▶ _Stated goal_
Transcribe the records below in full; pictures stay out of the copy.

▶ _Figure content listings_
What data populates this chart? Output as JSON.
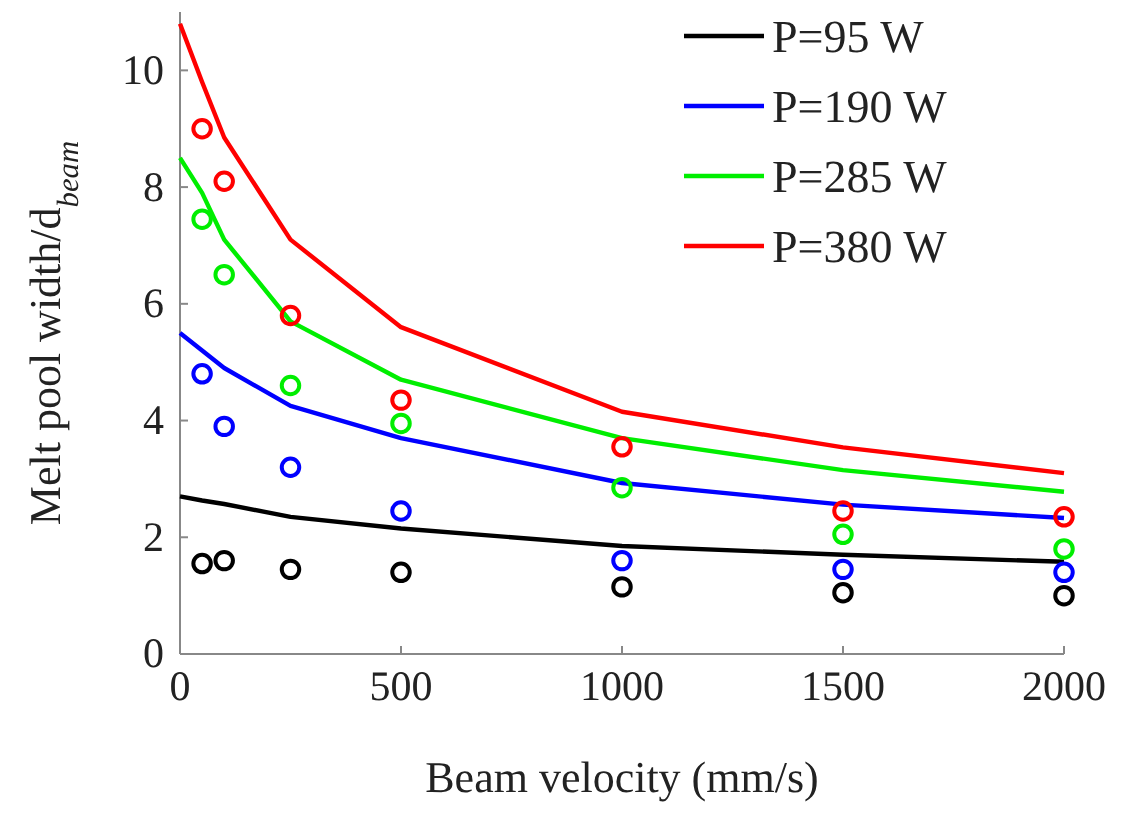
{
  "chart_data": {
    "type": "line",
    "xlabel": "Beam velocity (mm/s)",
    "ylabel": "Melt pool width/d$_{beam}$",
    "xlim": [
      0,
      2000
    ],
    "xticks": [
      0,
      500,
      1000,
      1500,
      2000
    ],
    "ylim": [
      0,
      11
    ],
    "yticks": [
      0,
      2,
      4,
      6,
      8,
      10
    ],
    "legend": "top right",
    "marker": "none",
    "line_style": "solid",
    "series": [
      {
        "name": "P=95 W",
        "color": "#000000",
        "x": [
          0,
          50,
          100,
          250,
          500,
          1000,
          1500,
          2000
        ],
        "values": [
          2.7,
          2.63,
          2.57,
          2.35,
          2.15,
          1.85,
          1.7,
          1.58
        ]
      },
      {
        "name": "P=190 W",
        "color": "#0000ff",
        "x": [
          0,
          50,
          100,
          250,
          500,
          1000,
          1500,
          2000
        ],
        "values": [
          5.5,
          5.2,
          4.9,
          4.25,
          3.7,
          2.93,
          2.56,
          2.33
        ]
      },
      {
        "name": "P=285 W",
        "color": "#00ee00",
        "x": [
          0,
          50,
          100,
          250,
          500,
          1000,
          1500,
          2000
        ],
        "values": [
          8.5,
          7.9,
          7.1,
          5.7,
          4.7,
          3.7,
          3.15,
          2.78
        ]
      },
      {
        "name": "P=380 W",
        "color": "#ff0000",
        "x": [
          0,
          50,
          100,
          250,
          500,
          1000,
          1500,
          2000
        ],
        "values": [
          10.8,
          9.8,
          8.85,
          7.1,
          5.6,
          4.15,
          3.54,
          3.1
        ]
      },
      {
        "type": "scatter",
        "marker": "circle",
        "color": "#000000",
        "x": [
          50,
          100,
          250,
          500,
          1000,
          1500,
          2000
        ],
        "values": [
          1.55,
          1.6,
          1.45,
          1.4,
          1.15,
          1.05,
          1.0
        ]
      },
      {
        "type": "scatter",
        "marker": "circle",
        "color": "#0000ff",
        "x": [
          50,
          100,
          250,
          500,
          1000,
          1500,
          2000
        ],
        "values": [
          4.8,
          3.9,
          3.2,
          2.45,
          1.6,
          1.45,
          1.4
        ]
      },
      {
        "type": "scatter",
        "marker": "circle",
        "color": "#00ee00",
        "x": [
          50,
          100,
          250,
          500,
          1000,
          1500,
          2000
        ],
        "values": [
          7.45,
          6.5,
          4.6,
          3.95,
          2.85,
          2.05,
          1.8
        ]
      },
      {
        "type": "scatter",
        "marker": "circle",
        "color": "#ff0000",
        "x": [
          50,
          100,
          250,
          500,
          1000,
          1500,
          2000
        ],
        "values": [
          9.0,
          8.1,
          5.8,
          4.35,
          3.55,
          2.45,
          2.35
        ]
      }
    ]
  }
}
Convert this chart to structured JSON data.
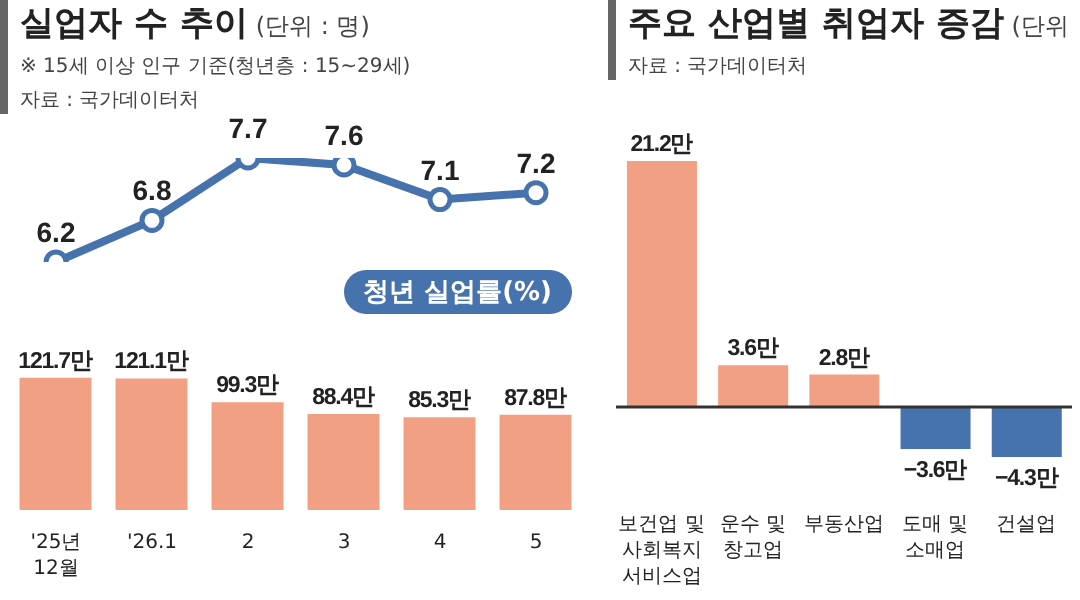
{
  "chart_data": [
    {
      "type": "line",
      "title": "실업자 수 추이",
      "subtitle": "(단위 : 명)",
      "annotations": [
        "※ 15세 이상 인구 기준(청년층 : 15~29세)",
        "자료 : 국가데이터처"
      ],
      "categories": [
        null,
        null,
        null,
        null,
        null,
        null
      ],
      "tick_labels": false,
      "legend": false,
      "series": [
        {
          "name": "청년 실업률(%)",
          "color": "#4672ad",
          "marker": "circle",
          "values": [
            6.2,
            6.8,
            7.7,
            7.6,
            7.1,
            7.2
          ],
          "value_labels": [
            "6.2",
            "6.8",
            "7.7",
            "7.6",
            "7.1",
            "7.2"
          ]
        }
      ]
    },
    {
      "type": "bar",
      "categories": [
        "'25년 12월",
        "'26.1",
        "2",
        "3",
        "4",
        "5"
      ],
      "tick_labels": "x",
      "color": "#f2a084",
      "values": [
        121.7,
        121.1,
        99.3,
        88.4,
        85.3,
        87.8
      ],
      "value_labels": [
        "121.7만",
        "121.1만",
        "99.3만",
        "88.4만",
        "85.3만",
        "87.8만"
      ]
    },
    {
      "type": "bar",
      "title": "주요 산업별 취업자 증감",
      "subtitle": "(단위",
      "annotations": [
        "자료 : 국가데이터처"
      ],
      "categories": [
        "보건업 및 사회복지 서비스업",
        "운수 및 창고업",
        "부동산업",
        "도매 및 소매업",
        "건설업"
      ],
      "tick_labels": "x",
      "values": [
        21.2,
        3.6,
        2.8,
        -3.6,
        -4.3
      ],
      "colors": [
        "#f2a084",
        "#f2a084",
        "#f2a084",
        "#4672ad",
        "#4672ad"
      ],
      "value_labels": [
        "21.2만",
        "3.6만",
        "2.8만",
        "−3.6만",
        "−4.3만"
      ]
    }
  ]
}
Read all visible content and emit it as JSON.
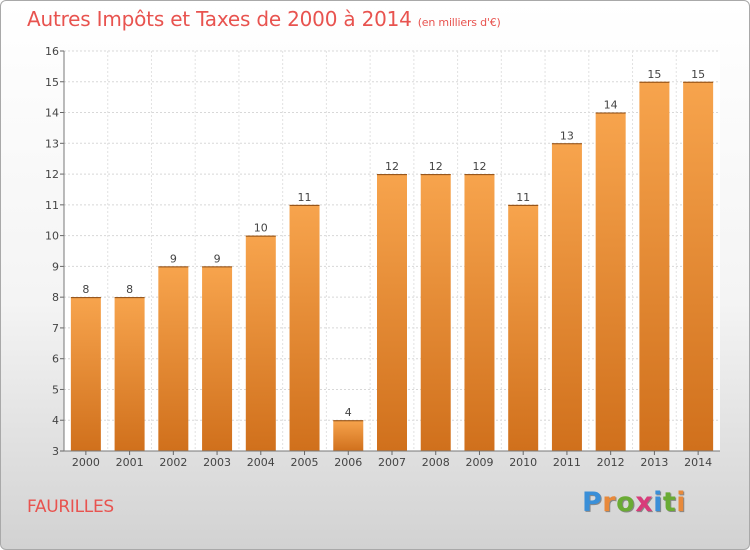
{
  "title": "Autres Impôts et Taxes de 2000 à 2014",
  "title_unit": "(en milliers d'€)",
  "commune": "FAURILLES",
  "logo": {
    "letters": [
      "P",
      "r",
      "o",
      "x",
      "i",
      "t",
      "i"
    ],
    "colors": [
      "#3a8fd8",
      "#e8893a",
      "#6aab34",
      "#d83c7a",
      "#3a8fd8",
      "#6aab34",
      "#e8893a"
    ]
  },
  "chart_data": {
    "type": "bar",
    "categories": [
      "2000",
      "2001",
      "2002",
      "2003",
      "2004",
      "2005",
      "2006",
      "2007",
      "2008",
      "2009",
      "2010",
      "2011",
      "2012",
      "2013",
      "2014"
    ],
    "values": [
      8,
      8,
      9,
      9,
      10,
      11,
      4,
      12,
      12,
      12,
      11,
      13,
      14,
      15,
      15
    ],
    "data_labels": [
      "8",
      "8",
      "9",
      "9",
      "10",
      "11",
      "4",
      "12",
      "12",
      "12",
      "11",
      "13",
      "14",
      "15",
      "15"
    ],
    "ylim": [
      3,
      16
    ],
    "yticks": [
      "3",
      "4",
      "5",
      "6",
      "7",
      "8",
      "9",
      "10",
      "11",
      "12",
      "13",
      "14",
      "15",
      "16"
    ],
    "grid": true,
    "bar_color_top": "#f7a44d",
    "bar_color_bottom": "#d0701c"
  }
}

▶ _Solution for this task_
What data populates this chart? Output as JSON.
{
  "chart_data": {
    "type": "line",
    "xlabel": "Beam velocity (mm/s)",
    "ylabel": "Melt pool width/d$_{beam}$",
    "xlim": [
      0,
      2000
    ],
    "xticks": [
      0,
      500,
      1000,
      1500,
      2000
    ],
    "ylim": [
      0,
      11
    ],
    "yticks": [
      0,
      2,
      4,
      6,
      8,
      10
    ],
    "legend": "top right",
    "marker": "none",
    "line_style": "solid",
    "series": [
      {
        "name": "P=95 W",
        "color": "#000000",
        "x": [
          0,
          50,
          100,
          250,
          500,
          1000,
          1500,
          2000
        ],
        "values": [
          2.7,
          2.63,
          2.57,
          2.35,
          2.15,
          1.85,
          1.7,
          1.58
        ]
      },
      {
        "name": "P=190 W",
        "color": "#0000ff",
        "x": [
          0,
          50,
          100,
          250,
          500,
          1000,
          1500,
          2000
        ],
        "values": [
          5.5,
          5.2,
          4.9,
          4.25,
          3.7,
          2.93,
          2.56,
          2.33
        ]
      },
      {
        "name": "P=285 W",
        "color": "#00ee00",
        "x": [
          0,
          50,
          100,
          250,
          500,
          1000,
          1500,
          2000
        ],
        "values": [
          8.5,
          7.9,
          7.1,
          5.7,
          4.7,
          3.7,
          3.15,
          2.78
        ]
      },
      {
        "name": "P=380 W",
        "color": "#ff0000",
        "x": [
          0,
          50,
          100,
          250,
          500,
          1000,
          1500,
          2000
        ],
        "values": [
          10.8,
          9.8,
          8.85,
          7.1,
          5.6,
          4.15,
          3.54,
          3.1
        ]
      },
      {
        "type": "scatter",
        "marker": "circle",
        "color": "#000000",
        "x": [
          50,
          100,
          250,
          500,
          1000,
          1500,
          2000
        ],
        "values": [
          1.55,
          1.6,
          1.45,
          1.4,
          1.15,
          1.05,
          1.0
        ]
      },
      {
        "type": "scatter",
        "marker": "circle",
        "color": "#0000ff",
        "x": [
          50,
          100,
          250,
          500,
          1000,
          1500,
          2000
        ],
        "values": [
          4.8,
          3.9,
          3.2,
          2.45,
          1.6,
          1.45,
          1.4
        ]
      },
      {
        "type": "scatter",
        "marker": "circle",
        "color": "#00ee00",
        "x": [
          50,
          100,
          250,
          500,
          1000,
          1500,
          2000
        ],
        "values": [
          7.45,
          6.5,
          4.6,
          3.95,
          2.85,
          2.05,
          1.8
        ]
      },
      {
        "type": "scatter",
        "marker": "circle",
        "color": "#ff0000",
        "x": [
          50,
          100,
          250,
          500,
          1000,
          1500,
          2000
        ],
        "values": [
          9.0,
          8.1,
          5.8,
          4.35,
          3.55,
          2.45,
          2.35
        ]
      }
    ]
  }
}
Convert this chart to structured JSON data.
{
  "chart_data": [
    {
      "type": "line",
      "title": "실업자 수 추이",
      "subtitle": "(단위 : 명)",
      "annotations": [
        "※ 15세 이상 인구 기준(청년층 : 15~29세)",
        "자료 : 국가데이터처"
      ],
      "categories": [
        null,
        null,
        null,
        null,
        null,
        null
      ],
      "tick_labels": false,
      "legend": false,
      "series": [
        {
          "name": "청년 실업률(%)",
          "color": "#4672ad",
          "marker": "circle",
          "values": [
            6.2,
            6.8,
            7.7,
            7.6,
            7.1,
            7.2
          ],
          "value_labels": [
            "6.2",
            "6.8",
            "7.7",
            "7.6",
            "7.1",
            "7.2"
          ]
        }
      ]
    },
    {
      "type": "bar",
      "categories": [
        "'25년 12월",
        "'26.1",
        "2",
        "3",
        "4",
        "5"
      ],
      "tick_labels": "x",
      "color": "#f2a084",
      "values": [
        121.7,
        121.1,
        99.3,
        88.4,
        85.3,
        87.8
      ],
      "value_labels": [
        "121.7만",
        "121.1만",
        "99.3만",
        "88.4만",
        "85.3만",
        "87.8만"
      ]
    },
    {
      "type": "bar",
      "title": "주요 산업별 취업자 증감",
      "subtitle": "(단위",
      "annotations": [
        "자료 : 국가데이터처"
      ],
      "categories": [
        "보건업 및 사회복지 서비스업",
        "운수 및 창고업",
        "부동산업",
        "도매 및 소매업",
        "건설업"
      ],
      "tick_labels": "x",
      "values": [
        21.2,
        3.6,
        2.8,
        -3.6,
        -4.3
      ],
      "colors": [
        "#f2a084",
        "#f2a084",
        "#f2a084",
        "#4672ad",
        "#4672ad"
      ],
      "value_labels": [
        "21.2만",
        "3.6만",
        "2.8만",
        "−3.6만",
        "−4.3만"
      ]
    }
  ]
}
Read all visible content and emit it as JSON.
{
  "title": "Autres Impôts et Taxes de 2000 à 2014",
  "title_unit": "(en milliers d'€)",
  "commune": "FAURILLES",
  "logo": {
    "letters": [
      "P",
      "r",
      "o",
      "x",
      "i",
      "t",
      "i"
    ],
    "colors": [
      "#3a8fd8",
      "#e8893a",
      "#6aab34",
      "#d83c7a",
      "#3a8fd8",
      "#6aab34",
      "#e8893a"
    ]
  },
  "chart_data": {
    "type": "bar",
    "categories": [
      "2000",
      "2001",
      "2002",
      "2003",
      "2004",
      "2005",
      "2006",
      "2007",
      "2008",
      "2009",
      "2010",
      "2011",
      "2012",
      "2013",
      "2014"
    ],
    "values": [
      8,
      8,
      9,
      9,
      10,
      11,
      4,
      12,
      12,
      12,
      11,
      13,
      14,
      15,
      15
    ],
    "data_labels": [
      "8",
      "8",
      "9",
      "9",
      "10",
      "11",
      "4",
      "12",
      "12",
      "12",
      "11",
      "13",
      "14",
      "15",
      "15"
    ],
    "ylim": [
      3,
      16
    ],
    "yticks": [
      "3",
      "4",
      "5",
      "6",
      "7",
      "8",
      "9",
      "10",
      "11",
      "12",
      "13",
      "14",
      "15",
      "16"
    ],
    "grid": true,
    "bar_color_top": "#f7a44d",
    "bar_color_bottom": "#d0701c"
  }
}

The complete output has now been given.